The exercise: Report all lines from the entries below in which "name" appears.

--- Records for this exercise ---

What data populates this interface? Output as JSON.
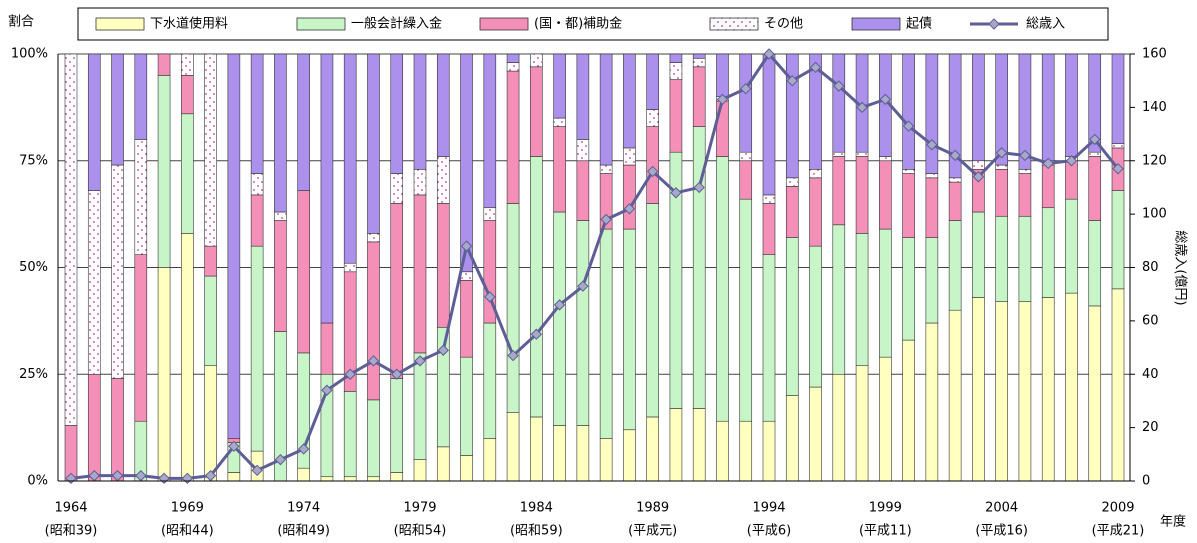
{
  "chart_data": {
    "type": "bar",
    "stacked": true,
    "categories": [
      "1964",
      null,
      null,
      null,
      null,
      "1969",
      null,
      null,
      null,
      null,
      "1974",
      null,
      null,
      null,
      null,
      "1979",
      null,
      null,
      null,
      null,
      "1984",
      null,
      null,
      null,
      null,
      "1989",
      null,
      null,
      null,
      null,
      "1994",
      null,
      null,
      null,
      null,
      "1999",
      null,
      null,
      null,
      null,
      "2004",
      null,
      null,
      null,
      null,
      "2009"
    ],
    "category_sublabels": [
      "(昭和39)",
      null,
      null,
      null,
      null,
      "(昭和44)",
      null,
      null,
      null,
      null,
      "(昭和49)",
      null,
      null,
      null,
      null,
      "(昭和54)",
      null,
      null,
      null,
      null,
      "(昭和59)",
      null,
      null,
      null,
      null,
      "(平成元)",
      null,
      null,
      null,
      null,
      "(平成6)",
      null,
      null,
      null,
      null,
      "(平成11)",
      null,
      null,
      null,
      null,
      "(平成16)",
      null,
      null,
      null,
      null,
      "(平成21)"
    ],
    "xlabel": "年度",
    "ylabel": "割合",
    "y2label": "総歳入(億円)",
    "ylim": [
      0,
      100
    ],
    "yticks": [
      {
        "value": 0,
        "label": "0%"
      },
      {
        "value": 25,
        "label": "25%"
      },
      {
        "value": 50,
        "label": "50%"
      },
      {
        "value": 75,
        "label": "75%"
      },
      {
        "value": 100,
        "label": "100%"
      }
    ],
    "y2lim": [
      0,
      160
    ],
    "y2ticks": [
      0,
      20,
      40,
      60,
      80,
      100,
      120,
      140,
      160
    ],
    "grid": true,
    "legend": "top",
    "series": [
      {
        "name": "下水道使用料",
        "color": "#ffffc0",
        "values": [
          0,
          0,
          0,
          0,
          50,
          58,
          27,
          2,
          7,
          0,
          3,
          1,
          1,
          1,
          2,
          5,
          8,
          6,
          10,
          16,
          15,
          13,
          13,
          10,
          12,
          15,
          17,
          17,
          14,
          14,
          14,
          20,
          22,
          25,
          27,
          29,
          33,
          37,
          40,
          43,
          42,
          42,
          43,
          44,
          41,
          45
        ]
      },
      {
        "name": "一般会計繰入金",
        "color": "#c8f5c8",
        "values": [
          0,
          0,
          0,
          14,
          45,
          28,
          21,
          7,
          48,
          35,
          27,
          24,
          20,
          18,
          22,
          25,
          28,
          23,
          27,
          49,
          61,
          50,
          48,
          49,
          47,
          50,
          60,
          66,
          62,
          52,
          39,
          37,
          33,
          35,
          31,
          30,
          24,
          20,
          21,
          20,
          20,
          20,
          21,
          22,
          20,
          23
        ]
      },
      {
        "name": "(国・都)補助金",
        "color": "#f490b8",
        "values": [
          13,
          25,
          24,
          39,
          5,
          9,
          7,
          1,
          12,
          26,
          38,
          12,
          28,
          37,
          41,
          37,
          29,
          18,
          24,
          31,
          21,
          20,
          14,
          13,
          15,
          18,
          17,
          14,
          13,
          9,
          12,
          12,
          16,
          16,
          18,
          16,
          15,
          14,
          9,
          10,
          11,
          10,
          10,
          9,
          15,
          10
        ]
      },
      {
        "name": "その他",
        "color": "#ffffff",
        "pattern": "dots",
        "values": [
          87,
          43,
          50,
          27,
          0,
          5,
          45,
          0,
          5,
          2,
          0,
          0,
          2,
          2,
          7,
          6,
          11,
          2,
          3,
          2,
          3,
          2,
          5,
          2,
          4,
          4,
          4,
          2,
          1,
          2,
          2,
          2,
          2,
          1,
          1,
          1,
          1,
          1,
          1,
          2,
          1,
          1,
          1,
          1,
          1,
          1
        ]
      },
      {
        "name": "起債",
        "color": "#ab90ec",
        "values": [
          0,
          32,
          26,
          20,
          0,
          0,
          0,
          90,
          28,
          37,
          32,
          63,
          49,
          42,
          28,
          27,
          24,
          51,
          36,
          2,
          0,
          15,
          20,
          26,
          22,
          13,
          2,
          1,
          10,
          23,
          33,
          29,
          27,
          23,
          23,
          24,
          27,
          28,
          29,
          25,
          26,
          27,
          25,
          24,
          23,
          21
        ]
      },
      {
        "name": "総歳入",
        "type": "line",
        "axis": "y2",
        "color": "#5e5e96",
        "marker_color": "#a8a8c8",
        "values": [
          1,
          2,
          2,
          2,
          1,
          1,
          2,
          13,
          4,
          8,
          12,
          34,
          40,
          45,
          40,
          45,
          49,
          88,
          69,
          47,
          55,
          66,
          73,
          98,
          102,
          116,
          108,
          110,
          143,
          147,
          160,
          150,
          155,
          148,
          140,
          143,
          133,
          126,
          122,
          114,
          123,
          122,
          119,
          120,
          128,
          117
        ]
      }
    ]
  }
}
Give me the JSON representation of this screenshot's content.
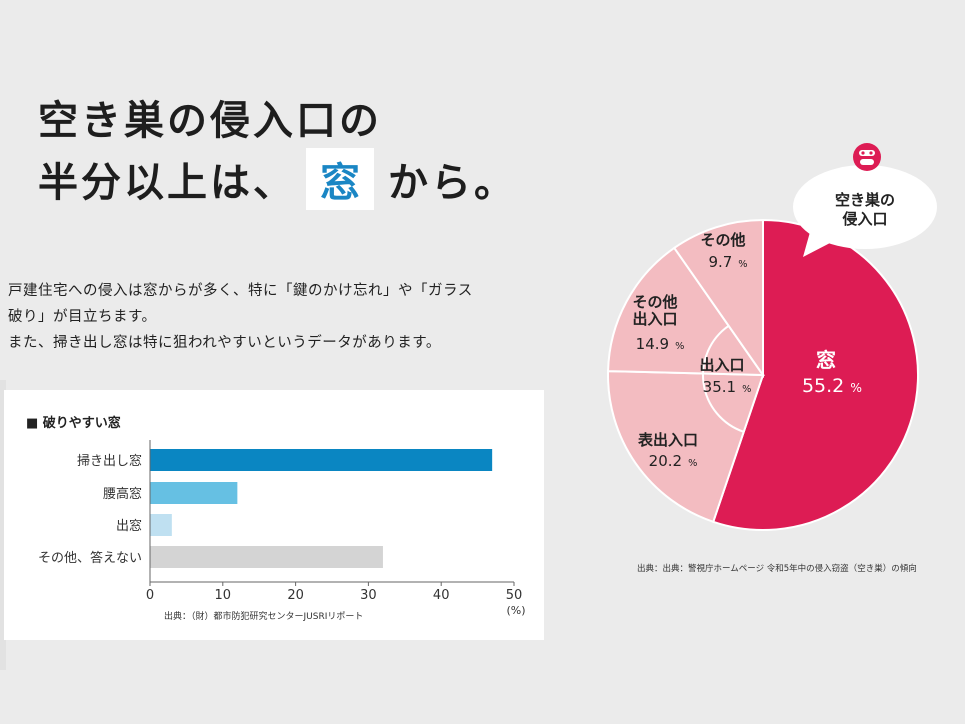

---

Answer to this problem:
        "name": "下水道使用料",
        "name": "一般会計繰入金",
        "name": "(国・都)補助金",
        "name": "その他",
        "name": "起債",
        "name": "総歳入",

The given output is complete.